───── RECORDS PROVIDED

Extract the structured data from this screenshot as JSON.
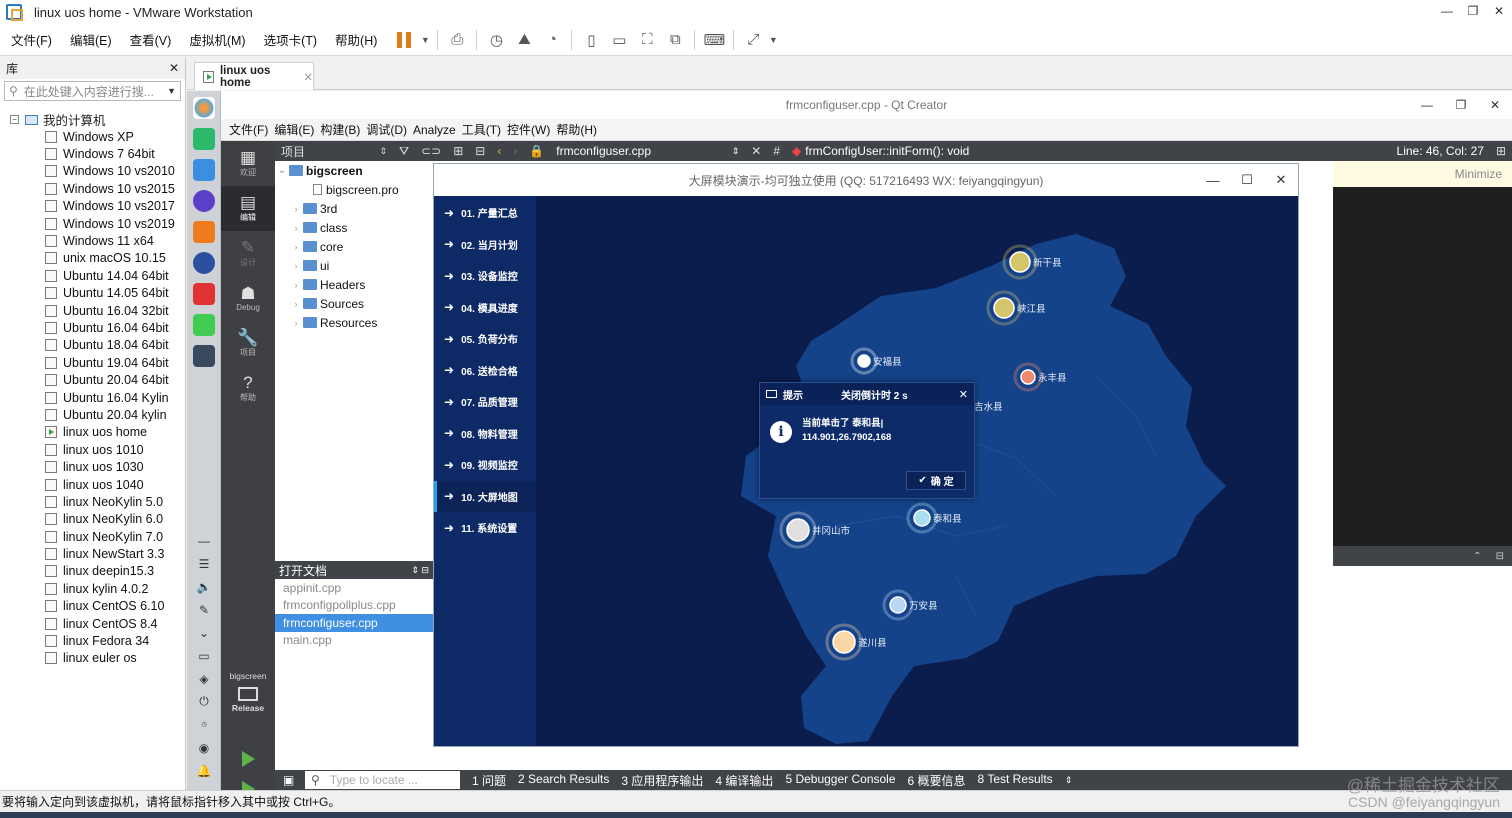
{
  "vmware": {
    "title": "linux uos home - VMware Workstation",
    "menu": [
      "文件(F)",
      "编辑(E)",
      "查看(V)",
      "虚拟机(M)",
      "选项卡(T)",
      "帮助(H)"
    ],
    "status": "要将输入定向到该虚拟机，请将鼠标指针移入其中或按 Ctrl+G。"
  },
  "library": {
    "title": "库",
    "search_placeholder": "在此处键入内容进行搜...",
    "root": "我的计算机",
    "vms": [
      "Windows XP",
      "Windows 7 64bit",
      "Windows 10 vs2010",
      "Windows 10 vs2015",
      "Windows 10 vs2017",
      "Windows 10 vs2019",
      "Windows 11 x64",
      "unix macOS 10.15",
      "Ubuntu 14.04 64bit",
      "Ubuntu 14.05 64bit",
      "Ubuntu 16.04 32bit",
      "Ubuntu 16.04 64bit",
      "Ubuntu 18.04 64bit",
      "Ubuntu 19.04 64bit",
      "Ubuntu 20.04 64bit",
      "Ubuntu 16.04 Kylin",
      "Ubuntu 20.04 kylin",
      "linux uos home",
      "linux uos 1010",
      "linux uos 1030",
      "linux uos 1040",
      "linux NeoKylin 5.0",
      "linux NeoKylin 6.0",
      "linux NeoKylin 7.0",
      "linux NewStart 3.3",
      "linux deepin15.3",
      "linux kylin 4.0.2",
      "linux CentOS 6.10",
      "linux CentOS 8.4",
      "linux Fedora 34",
      "linux euler os"
    ]
  },
  "vm_tab": {
    "label": "linux uos home"
  },
  "qt": {
    "title": "frmconfiguser.cpp - Qt Creator",
    "menu": [
      "文件(F)",
      "编辑(E)",
      "构建(B)",
      "调试(D)",
      "Analyze",
      "工具(T)",
      "控件(W)",
      "帮助(H)"
    ],
    "modes": [
      "欢迎",
      "编辑",
      "设计",
      "Debug",
      "项目",
      "帮助"
    ],
    "kit_project": "bigscreen",
    "kit_config": "Release",
    "toolbar": {
      "project_label": "项目",
      "file": "frmconfiguser.cpp",
      "hash": "#",
      "symbol": "frmConfigUser::initForm(): void",
      "position": "Line: 46, Col: 27"
    },
    "tree": {
      "root": "bigscreen",
      "pro": "bigscreen.pro",
      "folders": [
        "3rd",
        "class",
        "core",
        "ui",
        "Headers",
        "Sources",
        "Resources"
      ]
    },
    "open_docs": {
      "title": "打开文档",
      "files": [
        "appinit.cpp",
        "frmconfigpollplus.cpp",
        "frmconfiguser.cpp",
        "main.cpp"
      ],
      "selected": 2
    },
    "minimize": "Minimize",
    "locate_placeholder": "Type to locate ...",
    "output_panes": [
      "1 问题",
      "2 Search Results",
      "3 应用程序输出",
      "4 编译输出",
      "5 Debugger Console",
      "6 概要信息",
      "8 Test Results"
    ]
  },
  "app": {
    "title": "大屏模块演示-均可独立使用 (QQ: 517216493 WX: feiyangqingyun)",
    "nav": [
      "01. 产量汇总",
      "02. 当月计划",
      "03. 设备监控",
      "04. 模具进度",
      "05. 负荷分布",
      "06. 送检合格",
      "07. 品质管理",
      "08. 物料管理",
      "09. 视频监控",
      "10. 大屏地图",
      "11. 系统设置"
    ],
    "active_nav": 9,
    "cities": [
      {
        "name": "新干县",
        "color": "#d4c46a"
      },
      {
        "name": "峡江县",
        "color": "#d4c46a"
      },
      {
        "name": "安福县",
        "color": "#ffffff"
      },
      {
        "name": "永丰县",
        "color": "#f08a6e"
      },
      {
        "name": "吉水县",
        "color": "#f08a6e"
      },
      {
        "name": "井冈山市",
        "color": "#e0e0e0"
      },
      {
        "name": "泰和县",
        "color": "#a8e0f0"
      },
      {
        "name": "万安县",
        "color": "#b9d4f5"
      },
      {
        "name": "遂川县",
        "color": "#fbd7a8"
      }
    ],
    "dialog": {
      "title": "提示",
      "countdown": "关闭倒计时 2 s",
      "line1": "当前单击了 泰和县|",
      "line2": "114.901,26.7902,168",
      "ok": "确 定"
    }
  },
  "watermark": {
    "line1": "@稀土掘金技术社区",
    "line2": "CSDN @feiyangqingyun"
  }
}
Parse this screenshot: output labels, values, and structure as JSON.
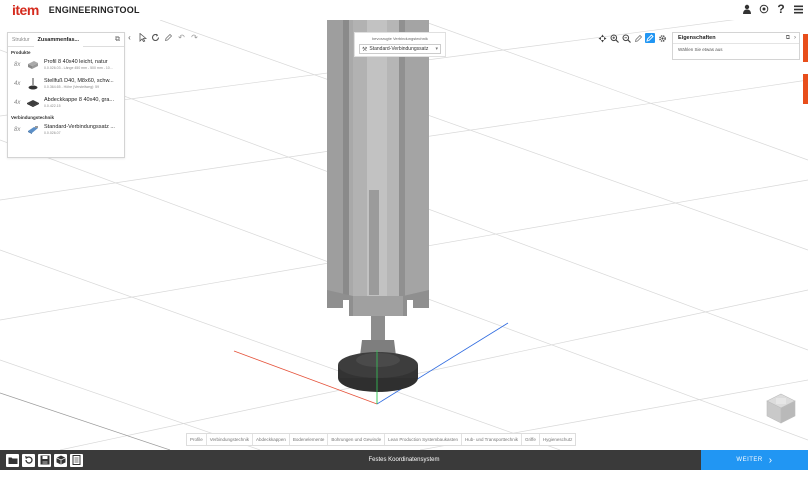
{
  "header": {
    "logo": "item",
    "title": "ENGINEERINGTOOL",
    "icons": [
      "user-icon",
      "share-icon",
      "help-icon",
      "menu-icon"
    ],
    "help_glyph": "?"
  },
  "left_panel": {
    "tabs": [
      {
        "label": "Struktur",
        "active": false
      },
      {
        "label": "Zusammenfas...",
        "active": true
      }
    ],
    "sections": [
      {
        "title": "Produkte",
        "items": [
          {
            "count": "8x",
            "name": "Profil 8 40x40 leicht, natur",
            "sub": "0.0.026.03 - Länge 450 mm - 500 mm - 10...",
            "thumb": "profile-icon"
          },
          {
            "count": "4x",
            "name": "Stellfuß D40, M8x60, schw...",
            "sub": "0.0.364.65 - Höhe (Verstellweg): 59",
            "thumb": "foot-icon"
          },
          {
            "count": "4x",
            "name": "Abdeckkappe 8 40x40, gra...",
            "sub": "0.0.422.15",
            "thumb": "cap-icon"
          }
        ]
      },
      {
        "title": "Verbindungstechnik",
        "items": [
          {
            "count": "8x",
            "name": "Standard-Verbindungssatz ...",
            "sub": "0.0.026.07",
            "thumb": "connector-icon"
          }
        ]
      }
    ]
  },
  "left_toolbar": [
    "collapse-left-icon",
    "select-arrow-icon",
    "rotate-icon",
    "edit-icon",
    "undo-icon",
    "redo-icon"
  ],
  "center": {
    "label": "bevorzugte Verbindungstechnik",
    "selected": "Standard-Verbindungssatz"
  },
  "right_toolbar": [
    {
      "icon": "center-view-icon",
      "active": false
    },
    {
      "icon": "zoom-in-icon",
      "active": false
    },
    {
      "icon": "zoom-out-icon",
      "active": false
    },
    {
      "icon": "measure-icon",
      "active": false
    },
    {
      "icon": "pen-icon",
      "active": true
    },
    {
      "icon": "settings-icon",
      "active": false
    }
  ],
  "properties": {
    "title": "Eigenschaften",
    "body": "Wählen Sie etwas aus"
  },
  "categories": [
    "Profile",
    "Verbindungstechnik",
    "Abdeckkappen",
    "Bodenelemente",
    "Bohrungen und Gewinde",
    "Lean Production Systembaukasten",
    "Hub- und Transporttechnik",
    "Griffe",
    "Hygieneschutz"
  ],
  "footer": {
    "buttons": [
      "folder-icon",
      "reset-icon",
      "save-icon",
      "cube-export-icon",
      "document-icon"
    ],
    "status": "Festes Koordinatensystem",
    "next_label": "WEITER"
  },
  "colors": {
    "brand_red": "#d52b1e",
    "accent_blue": "#2196f3",
    "footer_dark": "#3a3a3a",
    "side_tab_orange": "#e84e1b"
  }
}
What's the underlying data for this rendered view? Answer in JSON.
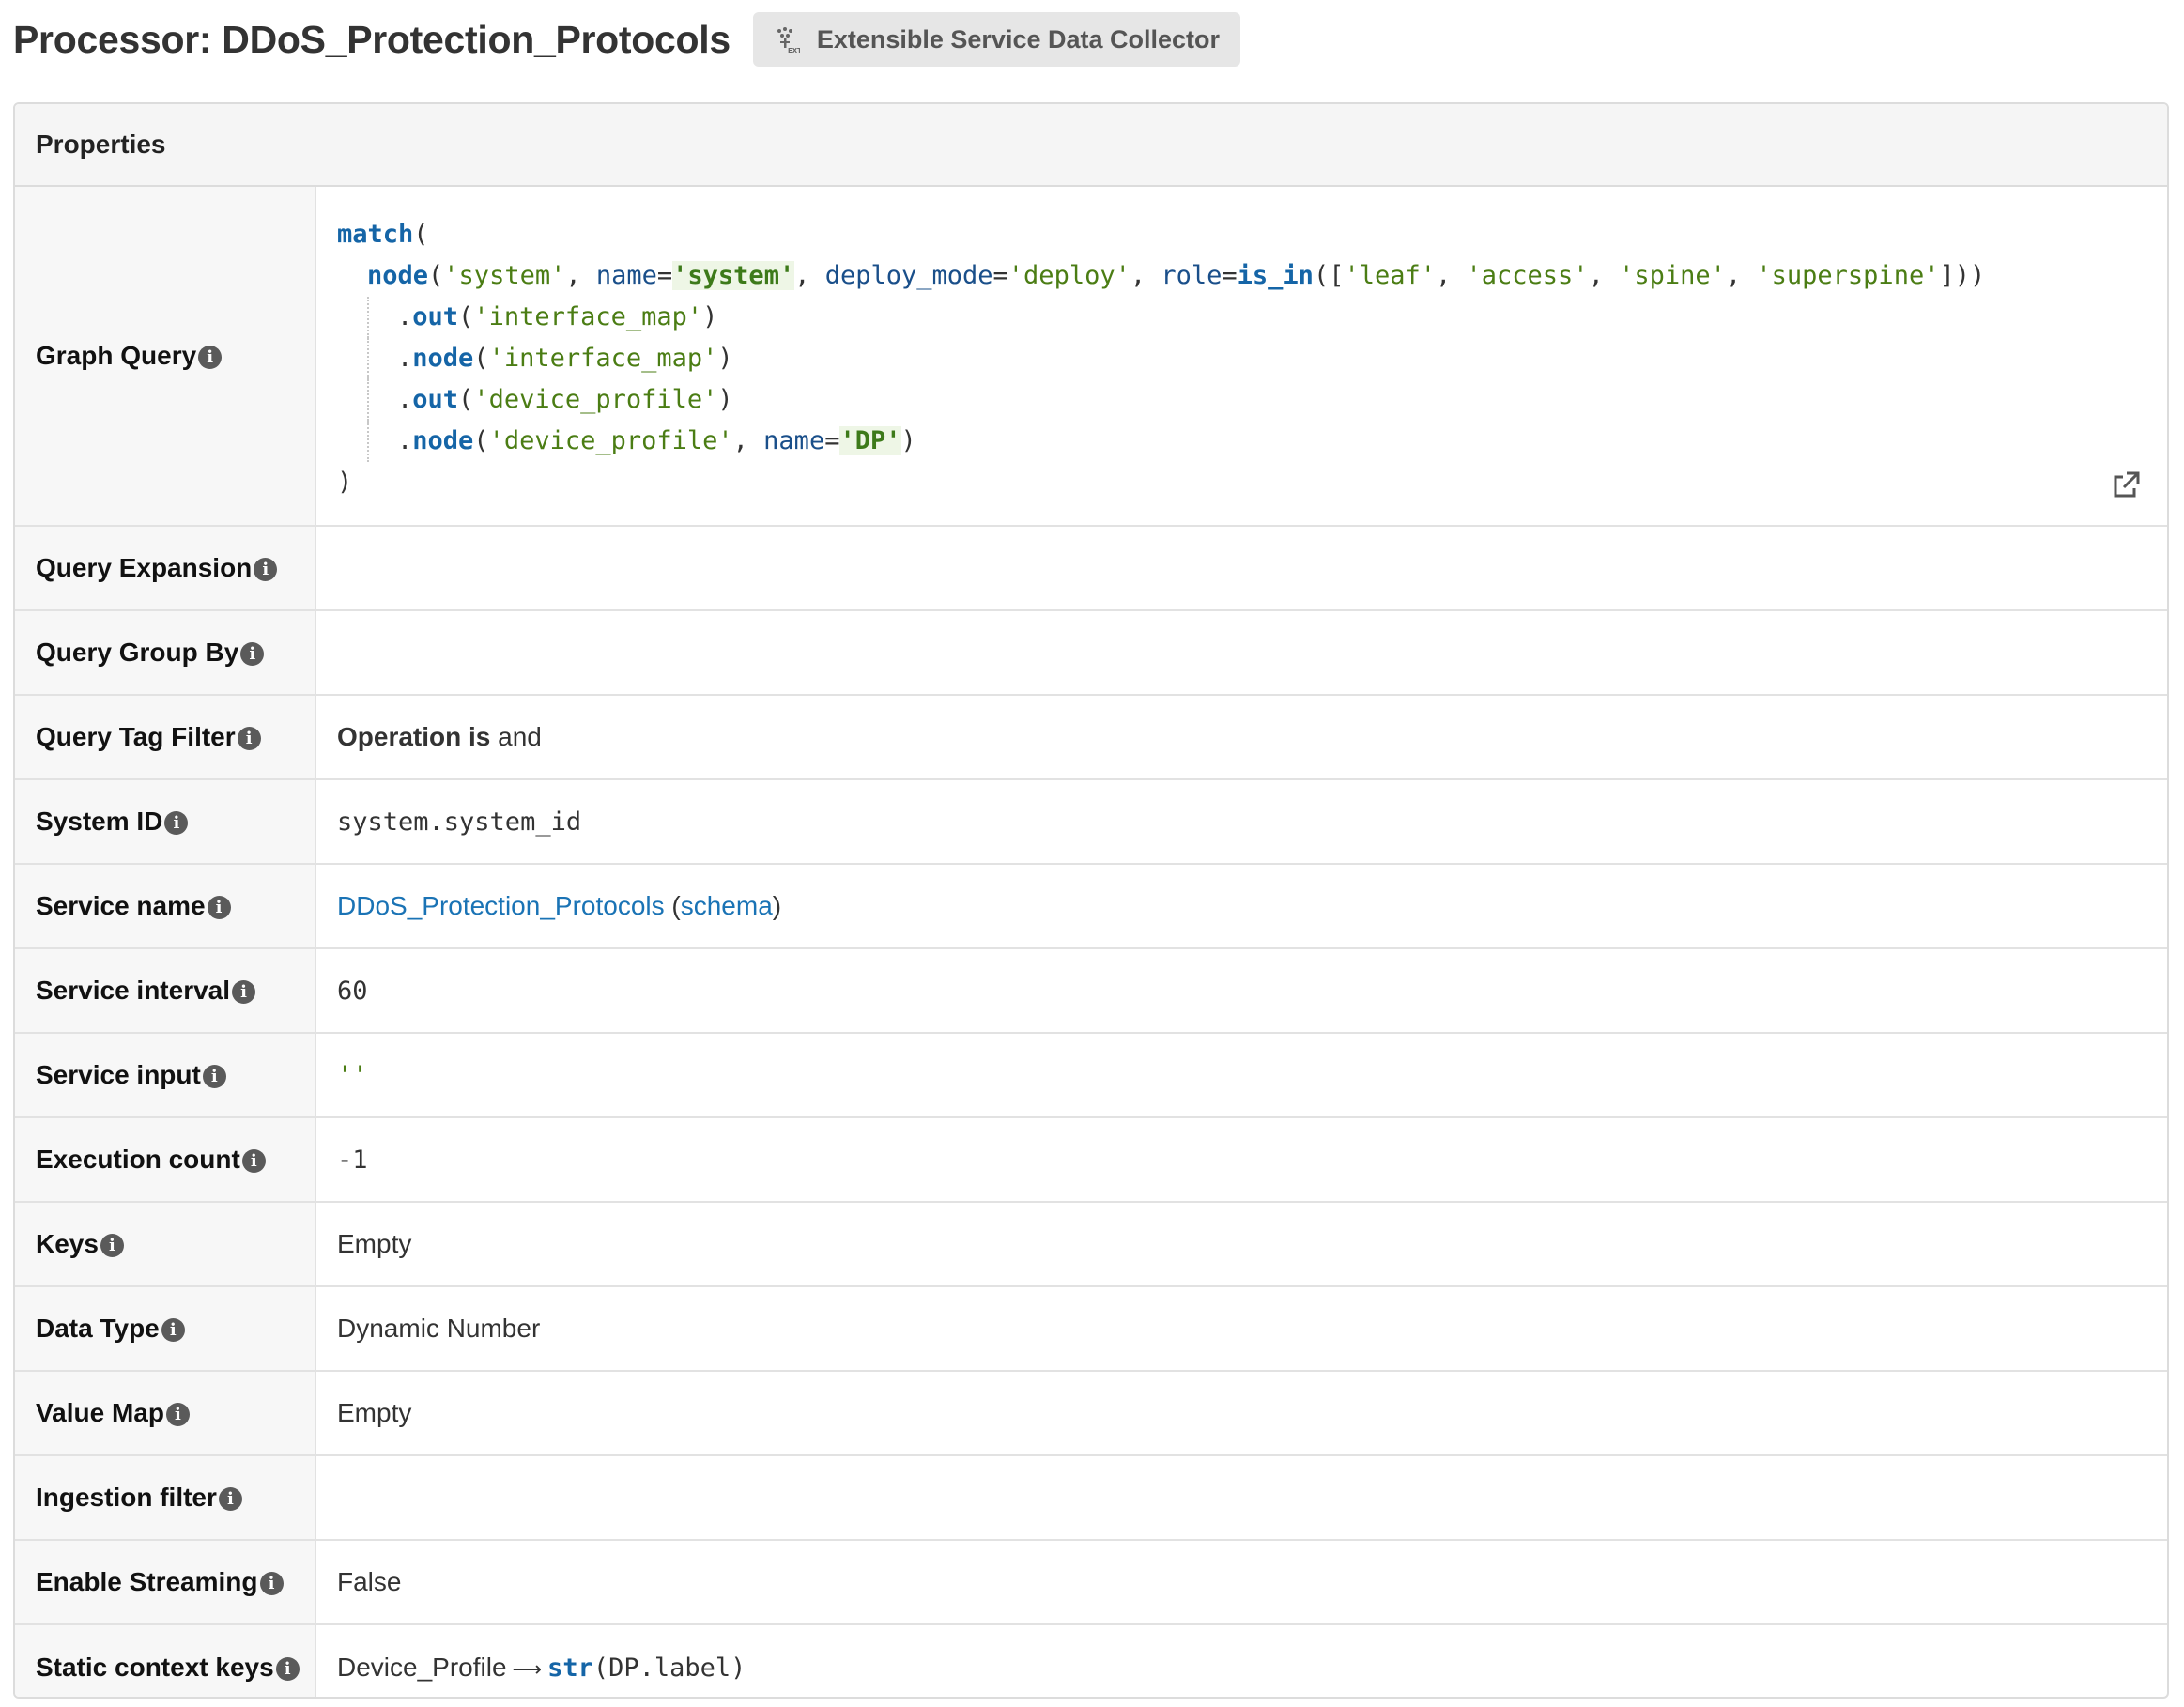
{
  "header": {
    "title": "Processor: DDoS_Protection_Protocols",
    "badge_label": "Extensible Service Data Collector",
    "badge_icon": "extensible-collector-icon"
  },
  "panel": {
    "title": "Properties"
  },
  "graph_query": {
    "label": "Graph Query",
    "lines": {
      "l1": {
        "kw": "match",
        "rest": "("
      },
      "l2": {
        "kw": "node",
        "p1": "(",
        "s1": "'system'",
        "p2": ", ",
        "a1": "name",
        "eq1": "=",
        "h1": "'system'",
        "p3": ", ",
        "a2": "deploy_mode",
        "eq2": "=",
        "s2": "'deploy'",
        "p4": ", ",
        "a3": "role",
        "eq3": "=",
        "kw2": "is_in",
        "p5": "([",
        "s3": "'leaf'",
        "p6": ", ",
        "s4": "'access'",
        "p7": ", ",
        "s5": "'spine'",
        "p8": ", ",
        "s6": "'superspine'",
        "p9": "]))"
      },
      "l3": {
        "dot": ".",
        "kw": "out",
        "p1": "(",
        "s": "'interface_map'",
        "p2": ")"
      },
      "l4": {
        "dot": ".",
        "kw": "node",
        "p1": "(",
        "s": "'interface_map'",
        "p2": ")"
      },
      "l5": {
        "dot": ".",
        "kw": "out",
        "p1": "(",
        "s": "'device_profile'",
        "p2": ")"
      },
      "l6": {
        "dot": ".",
        "kw": "node",
        "p1": "(",
        "s": "'device_profile'",
        "p2": ", ",
        "a": "name",
        "eq": "=",
        "h": "'DP'",
        "p3": ")"
      },
      "l7": ")"
    },
    "open_icon": "external-link-icon"
  },
  "rows": {
    "query_expansion": {
      "label": "Query Expansion",
      "value": ""
    },
    "query_group_by": {
      "label": "Query Group By",
      "value": ""
    },
    "query_tag_filter": {
      "label": "Query Tag Filter",
      "value_bold": "Operation is",
      "value": "and"
    },
    "system_id": {
      "label": "System ID",
      "value": "system.system_id"
    },
    "service_name": {
      "label": "Service name",
      "link": "DDoS_Protection_Protocols",
      "schema_open": "(",
      "schema_link": "schema",
      "schema_close": ")"
    },
    "service_interval": {
      "label": "Service interval",
      "value": "60"
    },
    "service_input": {
      "label": "Service input",
      "value": "''"
    },
    "execution_count": {
      "label": "Execution count",
      "value": "-1"
    },
    "keys": {
      "label": "Keys",
      "value": "Empty"
    },
    "data_type": {
      "label": "Data Type",
      "value": "Dynamic Number"
    },
    "value_map": {
      "label": "Value Map",
      "value": "Empty"
    },
    "ingestion_filter": {
      "label": "Ingestion filter",
      "value": ""
    },
    "enable_streaming": {
      "label": "Enable Streaming",
      "value": "False"
    },
    "static_context_keys": {
      "label": "Static context keys",
      "key": "Device_Profile",
      "arrow": "⟶",
      "fn": "str",
      "expr": "(DP.label)"
    }
  },
  "info_icon_glyph": "i"
}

──────────

# INSTRUCTION
Among the lines of the data, identify those with the word "Verbindungstechnik". Copy each of them.

# RESULT OF THE TASK
        "title": "Verbindungstechnik",
    "label": "bevorzugte Verbindungstechnik",
    "Verbindungstechnik",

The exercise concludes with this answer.